• **WHAT IS NEEDED**: Filter this data down to the lines that hold "こちらでは", and copy them.

• **SUPPLIED RECORDS**:
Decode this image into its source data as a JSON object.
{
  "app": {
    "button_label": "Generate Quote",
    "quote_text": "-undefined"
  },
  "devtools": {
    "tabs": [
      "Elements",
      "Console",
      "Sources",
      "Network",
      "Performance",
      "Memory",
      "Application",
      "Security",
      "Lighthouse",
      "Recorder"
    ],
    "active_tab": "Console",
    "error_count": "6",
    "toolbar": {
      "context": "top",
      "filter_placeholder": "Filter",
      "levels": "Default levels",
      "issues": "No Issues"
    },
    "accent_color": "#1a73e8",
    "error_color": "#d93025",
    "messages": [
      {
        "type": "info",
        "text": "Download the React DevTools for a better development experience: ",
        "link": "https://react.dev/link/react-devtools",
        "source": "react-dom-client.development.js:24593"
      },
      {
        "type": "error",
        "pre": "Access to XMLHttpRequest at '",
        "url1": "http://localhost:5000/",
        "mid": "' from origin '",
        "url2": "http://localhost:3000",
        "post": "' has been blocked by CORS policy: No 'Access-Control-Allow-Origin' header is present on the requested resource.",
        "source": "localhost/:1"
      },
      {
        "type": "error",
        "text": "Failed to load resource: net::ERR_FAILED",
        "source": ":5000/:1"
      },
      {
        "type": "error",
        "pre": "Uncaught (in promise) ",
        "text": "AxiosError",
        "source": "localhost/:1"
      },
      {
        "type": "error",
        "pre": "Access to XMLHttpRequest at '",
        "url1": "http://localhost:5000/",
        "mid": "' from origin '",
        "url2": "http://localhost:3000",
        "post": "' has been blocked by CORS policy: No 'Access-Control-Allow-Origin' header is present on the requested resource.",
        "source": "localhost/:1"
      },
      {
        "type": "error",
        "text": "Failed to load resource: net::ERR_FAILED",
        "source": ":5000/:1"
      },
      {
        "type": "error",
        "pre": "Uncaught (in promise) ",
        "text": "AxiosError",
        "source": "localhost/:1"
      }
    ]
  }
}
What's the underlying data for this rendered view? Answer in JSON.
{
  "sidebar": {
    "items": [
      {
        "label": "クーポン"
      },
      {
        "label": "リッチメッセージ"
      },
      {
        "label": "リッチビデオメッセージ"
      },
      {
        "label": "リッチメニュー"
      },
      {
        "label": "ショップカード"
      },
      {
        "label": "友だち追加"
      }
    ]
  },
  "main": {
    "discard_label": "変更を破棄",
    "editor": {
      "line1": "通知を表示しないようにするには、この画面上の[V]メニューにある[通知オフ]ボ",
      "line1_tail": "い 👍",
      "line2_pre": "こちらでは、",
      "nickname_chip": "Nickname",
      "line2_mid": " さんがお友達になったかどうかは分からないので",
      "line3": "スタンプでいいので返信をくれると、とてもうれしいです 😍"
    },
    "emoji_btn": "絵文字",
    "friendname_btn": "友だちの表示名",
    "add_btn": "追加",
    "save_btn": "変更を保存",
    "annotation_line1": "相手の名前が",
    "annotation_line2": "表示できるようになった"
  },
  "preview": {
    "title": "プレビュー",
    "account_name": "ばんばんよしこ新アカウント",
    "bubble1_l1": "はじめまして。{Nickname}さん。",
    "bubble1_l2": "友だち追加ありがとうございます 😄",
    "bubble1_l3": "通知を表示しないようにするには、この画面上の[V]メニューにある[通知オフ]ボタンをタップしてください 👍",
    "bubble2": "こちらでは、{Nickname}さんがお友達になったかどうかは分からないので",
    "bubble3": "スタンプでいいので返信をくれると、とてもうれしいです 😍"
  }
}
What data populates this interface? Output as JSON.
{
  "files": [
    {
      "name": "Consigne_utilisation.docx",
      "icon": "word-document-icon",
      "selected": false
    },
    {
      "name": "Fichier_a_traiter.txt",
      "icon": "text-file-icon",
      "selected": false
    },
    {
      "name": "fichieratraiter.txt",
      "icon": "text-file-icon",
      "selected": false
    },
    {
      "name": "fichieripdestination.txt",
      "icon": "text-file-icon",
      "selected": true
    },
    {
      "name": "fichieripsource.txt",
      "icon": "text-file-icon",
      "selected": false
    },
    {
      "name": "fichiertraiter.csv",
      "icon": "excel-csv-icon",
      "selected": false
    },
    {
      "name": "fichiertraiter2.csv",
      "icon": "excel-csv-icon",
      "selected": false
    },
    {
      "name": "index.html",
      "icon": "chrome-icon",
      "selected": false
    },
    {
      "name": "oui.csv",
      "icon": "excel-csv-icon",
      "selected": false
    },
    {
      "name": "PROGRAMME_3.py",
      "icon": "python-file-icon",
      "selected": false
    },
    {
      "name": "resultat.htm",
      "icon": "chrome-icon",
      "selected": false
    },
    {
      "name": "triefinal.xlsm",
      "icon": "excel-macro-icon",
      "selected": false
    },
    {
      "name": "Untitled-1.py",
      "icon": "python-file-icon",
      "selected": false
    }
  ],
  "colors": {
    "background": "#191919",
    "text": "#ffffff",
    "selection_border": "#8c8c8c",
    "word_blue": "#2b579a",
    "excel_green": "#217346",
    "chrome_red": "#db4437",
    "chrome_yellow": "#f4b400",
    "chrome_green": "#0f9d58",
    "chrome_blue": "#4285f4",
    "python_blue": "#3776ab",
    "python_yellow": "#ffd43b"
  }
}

• **EXERCISE SOLUTION**:
      "line2_pre": "こちらでは、",
    "bubble2": "こちらでは、{Nickname}さんがお友達になったかどうかは分からないので",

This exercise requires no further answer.